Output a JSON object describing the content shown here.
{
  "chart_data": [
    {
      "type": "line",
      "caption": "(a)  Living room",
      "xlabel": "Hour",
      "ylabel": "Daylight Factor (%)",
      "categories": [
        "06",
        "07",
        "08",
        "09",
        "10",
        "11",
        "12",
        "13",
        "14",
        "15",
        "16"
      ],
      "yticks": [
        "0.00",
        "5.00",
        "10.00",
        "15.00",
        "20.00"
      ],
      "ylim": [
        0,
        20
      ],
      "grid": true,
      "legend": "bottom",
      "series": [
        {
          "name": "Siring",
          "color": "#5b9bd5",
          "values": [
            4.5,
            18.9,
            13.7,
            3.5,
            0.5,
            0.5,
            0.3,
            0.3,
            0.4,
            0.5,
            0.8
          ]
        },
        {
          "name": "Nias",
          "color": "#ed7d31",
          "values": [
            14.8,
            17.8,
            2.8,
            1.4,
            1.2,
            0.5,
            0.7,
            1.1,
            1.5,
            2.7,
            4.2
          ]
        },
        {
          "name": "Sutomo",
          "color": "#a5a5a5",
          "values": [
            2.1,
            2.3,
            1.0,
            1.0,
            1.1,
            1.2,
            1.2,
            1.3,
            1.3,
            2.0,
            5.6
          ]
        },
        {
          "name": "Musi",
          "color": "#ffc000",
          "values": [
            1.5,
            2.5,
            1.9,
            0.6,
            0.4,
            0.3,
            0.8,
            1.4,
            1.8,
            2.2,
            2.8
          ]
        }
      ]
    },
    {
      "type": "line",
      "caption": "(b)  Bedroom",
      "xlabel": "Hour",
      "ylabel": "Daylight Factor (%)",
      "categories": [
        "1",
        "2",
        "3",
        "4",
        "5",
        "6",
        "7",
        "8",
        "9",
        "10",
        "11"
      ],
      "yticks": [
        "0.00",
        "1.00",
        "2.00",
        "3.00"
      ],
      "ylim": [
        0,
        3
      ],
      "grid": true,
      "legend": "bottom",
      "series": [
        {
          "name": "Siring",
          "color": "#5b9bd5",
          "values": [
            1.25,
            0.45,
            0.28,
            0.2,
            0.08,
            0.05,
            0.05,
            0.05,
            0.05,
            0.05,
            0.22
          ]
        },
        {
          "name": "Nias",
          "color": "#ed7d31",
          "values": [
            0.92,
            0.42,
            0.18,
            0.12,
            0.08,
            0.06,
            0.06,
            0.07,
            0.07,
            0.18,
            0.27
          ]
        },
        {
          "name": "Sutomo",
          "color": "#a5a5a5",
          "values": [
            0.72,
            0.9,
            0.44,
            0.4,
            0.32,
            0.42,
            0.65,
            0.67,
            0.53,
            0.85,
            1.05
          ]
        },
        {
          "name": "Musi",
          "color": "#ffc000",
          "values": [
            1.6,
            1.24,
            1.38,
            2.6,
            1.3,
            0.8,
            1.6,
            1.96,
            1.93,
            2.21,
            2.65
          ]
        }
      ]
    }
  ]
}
········
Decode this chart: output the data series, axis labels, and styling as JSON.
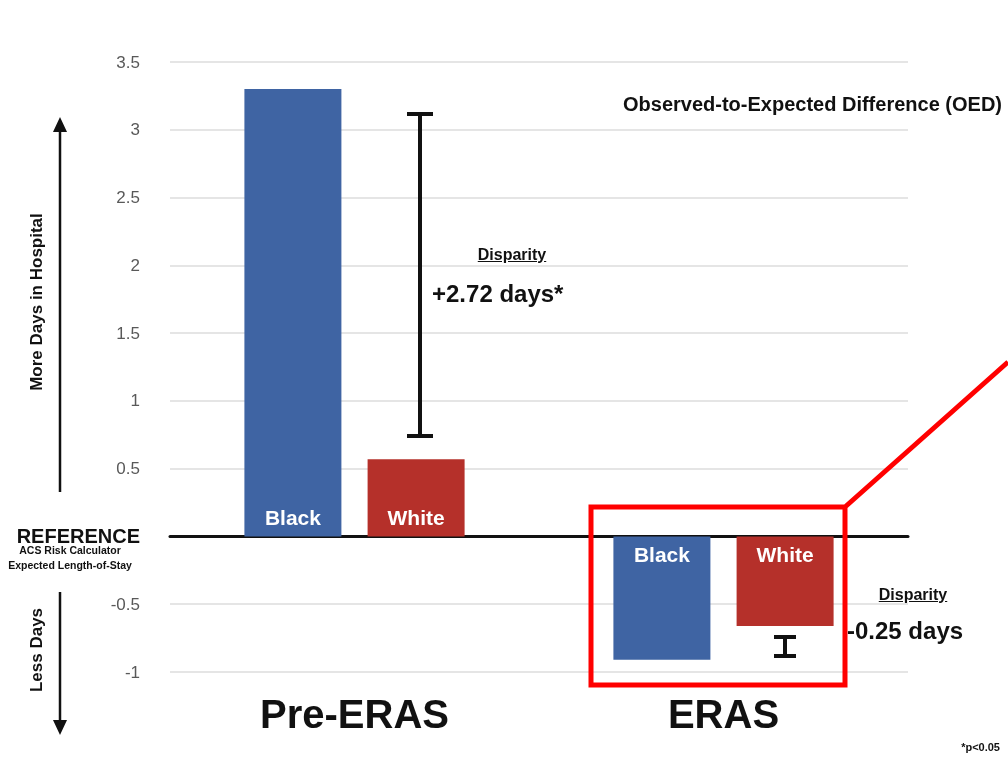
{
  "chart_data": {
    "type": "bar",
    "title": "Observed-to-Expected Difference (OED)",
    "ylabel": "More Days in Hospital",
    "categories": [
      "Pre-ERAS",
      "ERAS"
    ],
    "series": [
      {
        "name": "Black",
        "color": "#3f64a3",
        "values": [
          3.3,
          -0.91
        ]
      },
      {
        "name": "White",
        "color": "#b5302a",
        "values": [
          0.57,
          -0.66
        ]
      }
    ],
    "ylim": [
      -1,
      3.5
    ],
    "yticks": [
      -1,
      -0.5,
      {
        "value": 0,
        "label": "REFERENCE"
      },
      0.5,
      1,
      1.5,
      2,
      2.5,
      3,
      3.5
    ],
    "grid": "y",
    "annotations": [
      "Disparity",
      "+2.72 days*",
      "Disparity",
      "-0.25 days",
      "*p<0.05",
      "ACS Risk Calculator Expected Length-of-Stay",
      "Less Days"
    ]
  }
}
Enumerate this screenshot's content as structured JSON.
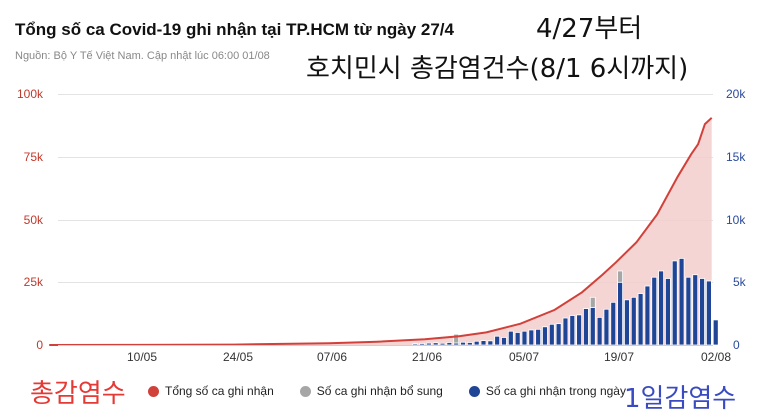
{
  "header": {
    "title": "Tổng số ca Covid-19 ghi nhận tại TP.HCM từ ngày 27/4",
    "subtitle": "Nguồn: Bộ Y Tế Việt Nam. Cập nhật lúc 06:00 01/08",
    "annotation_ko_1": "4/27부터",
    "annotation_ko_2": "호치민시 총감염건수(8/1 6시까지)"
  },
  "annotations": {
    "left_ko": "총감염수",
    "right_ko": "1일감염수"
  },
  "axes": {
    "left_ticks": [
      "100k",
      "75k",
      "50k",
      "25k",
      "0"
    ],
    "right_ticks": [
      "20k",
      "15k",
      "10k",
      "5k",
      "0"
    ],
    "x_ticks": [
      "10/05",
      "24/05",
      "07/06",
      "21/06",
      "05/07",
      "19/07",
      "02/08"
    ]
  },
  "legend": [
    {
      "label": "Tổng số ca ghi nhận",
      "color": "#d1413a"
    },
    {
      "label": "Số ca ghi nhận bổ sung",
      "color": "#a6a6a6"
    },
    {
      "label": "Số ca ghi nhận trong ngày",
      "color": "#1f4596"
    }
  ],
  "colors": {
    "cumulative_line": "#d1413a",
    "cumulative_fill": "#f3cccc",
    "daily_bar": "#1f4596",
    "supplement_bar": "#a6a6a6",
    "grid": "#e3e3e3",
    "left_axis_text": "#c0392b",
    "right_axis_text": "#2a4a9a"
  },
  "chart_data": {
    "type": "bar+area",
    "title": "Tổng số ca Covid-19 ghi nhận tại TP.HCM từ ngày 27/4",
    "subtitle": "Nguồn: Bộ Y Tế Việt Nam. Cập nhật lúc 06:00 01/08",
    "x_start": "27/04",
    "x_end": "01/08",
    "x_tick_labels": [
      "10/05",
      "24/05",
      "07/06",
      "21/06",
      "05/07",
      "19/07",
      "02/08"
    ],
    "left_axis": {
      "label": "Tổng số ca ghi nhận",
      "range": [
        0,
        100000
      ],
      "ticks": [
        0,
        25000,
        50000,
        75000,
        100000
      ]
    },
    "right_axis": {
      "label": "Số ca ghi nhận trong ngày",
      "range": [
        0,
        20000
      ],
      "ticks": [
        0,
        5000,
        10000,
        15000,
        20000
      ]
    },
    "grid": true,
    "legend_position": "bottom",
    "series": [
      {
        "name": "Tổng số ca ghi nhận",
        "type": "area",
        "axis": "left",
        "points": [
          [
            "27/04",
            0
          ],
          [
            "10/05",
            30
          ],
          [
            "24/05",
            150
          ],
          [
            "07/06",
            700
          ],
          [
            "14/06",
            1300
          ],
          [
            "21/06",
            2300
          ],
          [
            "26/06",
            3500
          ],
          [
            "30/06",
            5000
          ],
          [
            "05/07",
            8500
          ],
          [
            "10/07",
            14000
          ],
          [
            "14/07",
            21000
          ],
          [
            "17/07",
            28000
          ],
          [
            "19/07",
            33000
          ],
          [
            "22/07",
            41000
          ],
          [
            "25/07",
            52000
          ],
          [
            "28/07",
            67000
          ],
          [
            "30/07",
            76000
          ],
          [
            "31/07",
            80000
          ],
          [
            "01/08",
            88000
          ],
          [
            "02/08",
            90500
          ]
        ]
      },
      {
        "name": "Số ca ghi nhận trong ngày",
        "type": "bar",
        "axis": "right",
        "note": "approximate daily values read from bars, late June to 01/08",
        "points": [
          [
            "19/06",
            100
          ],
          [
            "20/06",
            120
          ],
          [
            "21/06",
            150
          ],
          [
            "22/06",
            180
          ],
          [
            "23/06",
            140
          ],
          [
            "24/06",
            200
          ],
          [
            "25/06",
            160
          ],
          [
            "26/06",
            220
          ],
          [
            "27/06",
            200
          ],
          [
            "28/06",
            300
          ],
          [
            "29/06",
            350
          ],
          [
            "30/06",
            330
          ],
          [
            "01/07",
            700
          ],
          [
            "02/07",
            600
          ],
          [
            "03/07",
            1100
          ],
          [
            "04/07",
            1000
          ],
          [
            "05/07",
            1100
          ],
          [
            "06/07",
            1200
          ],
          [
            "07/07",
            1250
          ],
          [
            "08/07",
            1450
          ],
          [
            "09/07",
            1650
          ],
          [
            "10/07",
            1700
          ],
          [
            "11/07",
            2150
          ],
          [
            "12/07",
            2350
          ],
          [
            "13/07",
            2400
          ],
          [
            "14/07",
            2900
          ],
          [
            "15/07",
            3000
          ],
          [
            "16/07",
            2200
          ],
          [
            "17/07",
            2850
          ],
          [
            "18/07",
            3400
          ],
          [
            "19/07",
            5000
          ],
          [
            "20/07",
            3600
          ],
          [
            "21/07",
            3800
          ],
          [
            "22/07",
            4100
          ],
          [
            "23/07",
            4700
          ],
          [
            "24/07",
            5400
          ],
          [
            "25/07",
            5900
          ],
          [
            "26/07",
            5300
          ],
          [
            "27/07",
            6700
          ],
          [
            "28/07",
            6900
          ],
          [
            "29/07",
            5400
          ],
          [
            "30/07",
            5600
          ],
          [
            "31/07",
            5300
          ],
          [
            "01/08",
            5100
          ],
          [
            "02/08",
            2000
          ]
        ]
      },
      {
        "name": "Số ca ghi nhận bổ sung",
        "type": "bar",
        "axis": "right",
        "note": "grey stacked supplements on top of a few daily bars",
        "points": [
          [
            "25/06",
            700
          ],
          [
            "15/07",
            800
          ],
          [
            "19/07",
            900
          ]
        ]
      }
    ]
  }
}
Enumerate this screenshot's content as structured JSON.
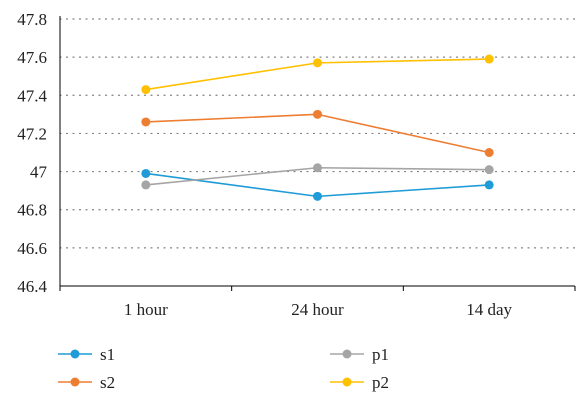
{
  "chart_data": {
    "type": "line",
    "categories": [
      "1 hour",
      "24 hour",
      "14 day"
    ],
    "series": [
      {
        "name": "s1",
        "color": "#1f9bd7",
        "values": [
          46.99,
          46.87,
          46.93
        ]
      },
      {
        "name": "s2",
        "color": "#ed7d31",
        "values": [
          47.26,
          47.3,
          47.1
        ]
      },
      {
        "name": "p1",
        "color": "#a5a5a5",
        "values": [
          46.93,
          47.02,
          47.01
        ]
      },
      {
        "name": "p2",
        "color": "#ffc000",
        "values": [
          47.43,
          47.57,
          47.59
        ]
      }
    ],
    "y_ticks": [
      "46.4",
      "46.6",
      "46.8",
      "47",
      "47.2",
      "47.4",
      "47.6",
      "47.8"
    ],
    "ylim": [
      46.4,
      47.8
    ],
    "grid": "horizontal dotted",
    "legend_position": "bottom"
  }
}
········
SET PROBLEM: From the listing above, copy every line that holds the string "Expected".

TASK OUTPUT:
    "title": "Observed-to-Expected Difference (OED)",
      "ACS Risk Calculator Expected Length-of-Stay",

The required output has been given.